Prompt> Show every line that has the string "NUMBER" in it.

--- --- ---

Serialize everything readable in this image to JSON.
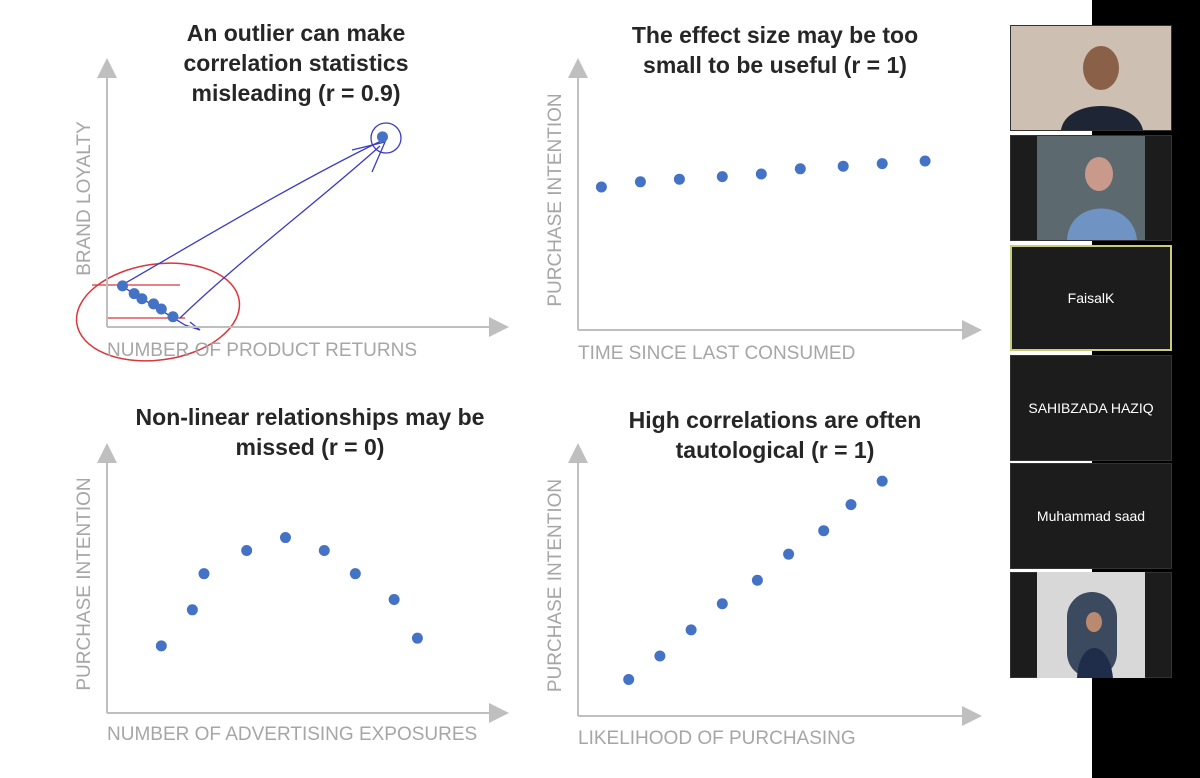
{
  "chart_data": [
    {
      "type": "scatter",
      "title": "An outlier can make correlation statistics misleading (r = 0.9)",
      "x_label": "NUMBER OF PRODUCT RETURNS",
      "y_label": "BRAND LOYALTY",
      "color": "#4472c4",
      "xlim": [
        0,
        100
      ],
      "ylim": [
        0,
        100
      ],
      "x": [
        4,
        7,
        9,
        12,
        14,
        17,
        71
      ],
      "y": [
        16,
        13,
        11,
        9,
        7,
        4,
        74
      ]
    },
    {
      "type": "scatter",
      "title": "The effect size may be too small to be useful (r = 1)",
      "x_label": "TIME SINCE LAST CONSUMED",
      "y_label": "PURCHASE INTENTION",
      "color": "#4472c4",
      "xlim": [
        0,
        100
      ],
      "ylim": [
        0,
        100
      ],
      "x": [
        6,
        16,
        26,
        37,
        47,
        57,
        68,
        78,
        89
      ],
      "y": [
        55,
        57,
        58,
        59,
        60,
        62,
        63,
        64,
        65
      ]
    },
    {
      "type": "scatter",
      "title": "Non-linear relationships may be missed (r = 0)",
      "x_label": "NUMBER OF ADVERTISING EXPOSURES",
      "y_label": "PURCHASE INTENTION",
      "color": "#4472c4",
      "xlim": [
        0,
        100
      ],
      "ylim": [
        0,
        100
      ],
      "x": [
        14,
        22,
        25,
        36,
        46,
        56,
        64,
        74,
        80
      ],
      "y": [
        26,
        40,
        54,
        63,
        68,
        63,
        54,
        44,
        29
      ]
    },
    {
      "type": "scatter",
      "title": "High correlations are often tautological (r = 1)",
      "x_label": "LIKELIHOOD OF PURCHASING",
      "y_label": "PURCHASE INTENTION",
      "color": "#4472c4",
      "xlim": [
        0,
        100
      ],
      "ylim": [
        0,
        100
      ],
      "x": [
        13,
        21,
        29,
        37,
        46,
        54,
        63,
        70,
        78
      ],
      "y": [
        14,
        23,
        33,
        43,
        52,
        62,
        71,
        81,
        90
      ]
    }
  ],
  "participants": {
    "names": [
      "FaisalK",
      "SAHIBZADA HAZIQ",
      "Muhammad saad"
    ]
  }
}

--- --- ---

Finished exercise>
      "x_label": "NUMBER OF PRODUCT RETURNS",
      "x_label": "NUMBER OF ADVERTISING EXPOSURES",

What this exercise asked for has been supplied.